#### [Task statement]
Scan the data below. Pull out each line where "JSON" occurs.

(Figure collection entries)
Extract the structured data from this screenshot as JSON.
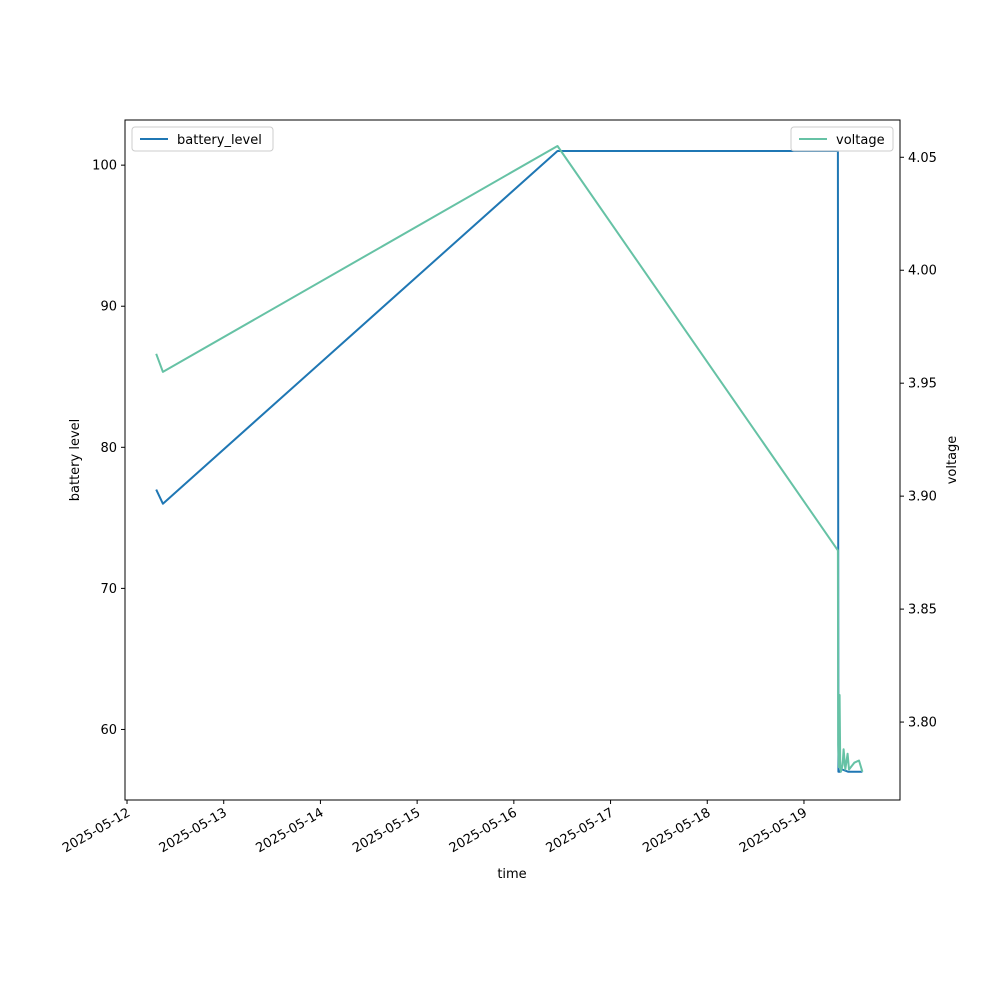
{
  "chart_data": {
    "type": "line",
    "xlabel": "time",
    "ylabel_left": "battery level",
    "ylabel_right": "voltage",
    "x_tick_labels": [
      "2025-05-12",
      "2025-05-13",
      "2025-05-14",
      "2025-05-15",
      "2025-05-16",
      "2025-05-17",
      "2025-05-18",
      "2025-05-19"
    ],
    "y_left_ticks": [
      60,
      70,
      80,
      90,
      100
    ],
    "y_right_ticks": [
      "3.80",
      "3.85",
      "3.90",
      "3.95",
      "4.00",
      "4.05"
    ],
    "xlim": [
      "2025-05-11 23:30",
      "2025-05-19 23:50"
    ],
    "ylim_left": [
      55,
      103.2
    ],
    "ylim_right": [
      3.7655,
      4.0665
    ],
    "grid": false,
    "series": [
      {
        "name": "battery_level",
        "axis": "left",
        "color": "#1f77b4",
        "legend_position": "upper left",
        "points": [
          [
            "2025-05-12 07:15",
            77
          ],
          [
            "2025-05-12 08:55",
            76
          ],
          [
            "2025-05-16 10:50",
            101
          ],
          [
            "2025-05-19 08:25",
            101
          ],
          [
            "2025-05-19 08:33",
            57
          ],
          [
            "2025-05-19 09:00",
            57
          ],
          [
            "2025-05-19 09:10",
            57.2
          ],
          [
            "2025-05-19 11:00",
            57
          ],
          [
            "2025-05-19 14:30",
            57
          ]
        ]
      },
      {
        "name": "voltage",
        "axis": "right",
        "color": "#66c2a5",
        "legend_position": "upper right",
        "points": [
          [
            "2025-05-12 07:15",
            3.963
          ],
          [
            "2025-05-12 08:55",
            3.955
          ],
          [
            "2025-05-16 10:50",
            4.055
          ],
          [
            "2025-05-19 08:25",
            3.876
          ],
          [
            "2025-05-19 08:30",
            3.79
          ],
          [
            "2025-05-19 08:40",
            3.78
          ],
          [
            "2025-05-19 08:50",
            3.812
          ],
          [
            "2025-05-19 09:00",
            3.783
          ],
          [
            "2025-05-19 09:10",
            3.778
          ],
          [
            "2025-05-19 09:35",
            3.781
          ],
          [
            "2025-05-19 09:50",
            3.788
          ],
          [
            "2025-05-19 10:15",
            3.779
          ],
          [
            "2025-05-19 10:50",
            3.786
          ],
          [
            "2025-05-19 11:10",
            3.779
          ],
          [
            "2025-05-19 12:30",
            3.782
          ],
          [
            "2025-05-19 13:40",
            3.783
          ],
          [
            "2025-05-19 14:30",
            3.778
          ]
        ]
      }
    ]
  }
}
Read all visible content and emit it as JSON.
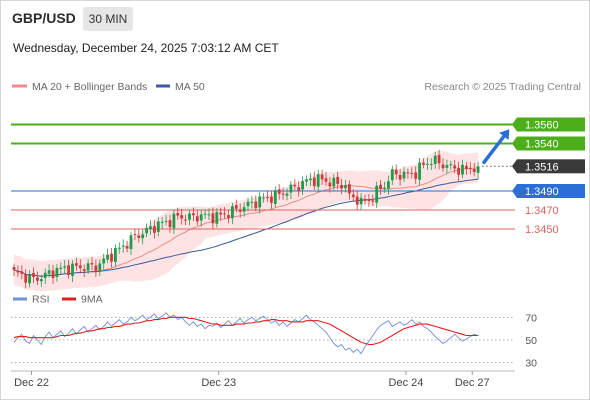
{
  "header": {
    "symbol": "GBP/USD",
    "timeframe": "30 MIN",
    "datetime": "Wednesday, December 24, 2025 7:03:12 AM CET"
  },
  "legend": {
    "ma20_label": "MA 20 + Bollinger Bands",
    "ma50_label": "MA 50",
    "credit": "Research © 2025 Trading Central",
    "rsi_label": "RSI",
    "rsi_ma_label": "9MA"
  },
  "colors": {
    "up_candle": "#1f9c4b",
    "down_candle": "#d03a3a",
    "ma20": "#f08a8a",
    "bollinger_fill": "#fcd9d9",
    "ma50": "#3b5b9a",
    "resistance": "#4caf1a",
    "pivot": "#2a6fd6",
    "support": "#e06060",
    "last_price_bg": "#3a3a3a",
    "rsi_line": "#6f8fe0",
    "rsi_ma_line": "#e11f1f"
  },
  "chart_data": [
    {
      "type": "candlestick",
      "title": "GBP/USD 30 MIN",
      "ylim": [
        1.339,
        1.359
      ],
      "x_ticks": [
        "Dec 22",
        "Dec 23",
        "Dec 24",
        "Dec 27"
      ],
      "x_tick_positions": [
        4.5,
        52.5,
        100.5,
        117.5
      ],
      "bar_count": 120,
      "last_price": "1.3516",
      "price_levels": [
        {
          "label": "1.3560",
          "value": 1.356,
          "kind": "resistance"
        },
        {
          "label": "1.3540",
          "value": 1.354,
          "kind": "resistance"
        },
        {
          "label": "1.3516",
          "value": 1.3516,
          "kind": "last"
        },
        {
          "label": "1.3490",
          "value": 1.349,
          "kind": "pivot"
        },
        {
          "label": "1.3470",
          "value": 1.347,
          "kind": "support"
        },
        {
          "label": "1.3450",
          "value": 1.345,
          "kind": "support"
        }
      ],
      "forecast_arrow": {
        "from_bar": 120,
        "from_price": 1.3516,
        "to_bar": 127,
        "to_price": 1.3555
      },
      "close_anchors": [
        [
          0,
          1.3404
        ],
        [
          3,
          1.34
        ],
        [
          5,
          1.3397
        ],
        [
          8,
          1.3401
        ],
        [
          11,
          1.3407
        ],
        [
          14,
          1.3409
        ],
        [
          18,
          1.341
        ],
        [
          21,
          1.341
        ],
        [
          24,
          1.342
        ],
        [
          28,
          1.3432
        ],
        [
          31,
          1.3442
        ],
        [
          34,
          1.3448
        ],
        [
          37,
          1.3455
        ],
        [
          39,
          1.3457
        ],
        [
          42,
          1.3463
        ],
        [
          45,
          1.3462
        ],
        [
          48,
          1.3464
        ],
        [
          52,
          1.3463
        ],
        [
          55,
          1.3467
        ],
        [
          58,
          1.3472
        ],
        [
          61,
          1.3477
        ],
        [
          64,
          1.3482
        ],
        [
          67,
          1.3485
        ],
        [
          70,
          1.349
        ],
        [
          73,
          1.3496
        ],
        [
          76,
          1.3502
        ],
        [
          79,
          1.3502
        ],
        [
          82,
          1.3498
        ],
        [
          85,
          1.3496
        ],
        [
          86,
          1.3484
        ],
        [
          88,
          1.3482
        ],
        [
          89,
          1.3478
        ],
        [
          91,
          1.348
        ],
        [
          93,
          1.3489
        ],
        [
          95,
          1.3496
        ],
        [
          97,
          1.3508
        ],
        [
          100,
          1.3507
        ],
        [
          103,
          1.3509
        ],
        [
          105,
          1.3518
        ],
        [
          107,
          1.3522
        ],
        [
          109,
          1.352
        ],
        [
          111,
          1.3516
        ],
        [
          113,
          1.3514
        ],
        [
          115,
          1.3512
        ],
        [
          117,
          1.3514
        ],
        [
          119,
          1.3516
        ]
      ]
    },
    {
      "type": "line",
      "title": "RSI",
      "ylim": [
        20,
        80
      ],
      "y_ticks": [
        70,
        50,
        30
      ],
      "series": [
        {
          "name": "RSI",
          "values": [
            48,
            52,
            55,
            49,
            47,
            54,
            50,
            46,
            53,
            57,
            52,
            55,
            58,
            53,
            56,
            60,
            55,
            59,
            62,
            57,
            60,
            63,
            59,
            62,
            66,
            62,
            65,
            68,
            64,
            66,
            70,
            67,
            69,
            72,
            68,
            70,
            73,
            69,
            71,
            74,
            70,
            72,
            68,
            70,
            66,
            63,
            66,
            62,
            64,
            60,
            63,
            62,
            65,
            61,
            64,
            67,
            63,
            66,
            69,
            65,
            68,
            70,
            67,
            69,
            71,
            68,
            65,
            67,
            63,
            66,
            62,
            65,
            68,
            66,
            69,
            72,
            68,
            66,
            63,
            60,
            57,
            52,
            47,
            44,
            46,
            41,
            43,
            39,
            42,
            38,
            44,
            49,
            54,
            59,
            63,
            65,
            67,
            62,
            64,
            66,
            63,
            65,
            68,
            64,
            66,
            62,
            60,
            57,
            53,
            50,
            47,
            49,
            52,
            55,
            52,
            49,
            51,
            53,
            55,
            54
          ]
        },
        {
          "name": "9MA",
          "values": [
            52,
            53,
            53,
            53,
            52,
            52,
            52,
            52,
            52,
            52,
            52,
            53,
            54,
            54,
            54,
            55,
            56,
            56,
            57,
            58,
            58,
            59,
            60,
            60,
            61,
            61,
            62,
            62,
            63,
            64,
            64,
            65,
            65,
            66,
            67,
            67,
            68,
            68,
            69,
            69,
            70,
            70,
            70,
            70,
            70,
            69,
            69,
            68,
            67,
            66,
            65,
            64,
            64,
            63,
            63,
            63,
            63,
            64,
            64,
            64,
            65,
            65,
            66,
            66,
            67,
            67,
            68,
            68,
            67,
            67,
            67,
            66,
            66,
            66,
            66,
            67,
            67,
            67,
            67,
            66,
            65,
            64,
            62,
            60,
            58,
            56,
            54,
            52,
            50,
            48,
            47,
            46,
            46,
            47,
            48,
            50,
            52,
            54,
            56,
            58,
            60,
            61,
            62,
            63,
            64,
            64,
            64,
            63,
            62,
            61,
            60,
            59,
            58,
            57,
            56,
            55,
            54,
            54,
            54,
            54
          ]
        }
      ]
    }
  ]
}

#### [Response to this task]
Extract the structured data from this screenshot as JSON.
Read all visible content and emit it as JSON.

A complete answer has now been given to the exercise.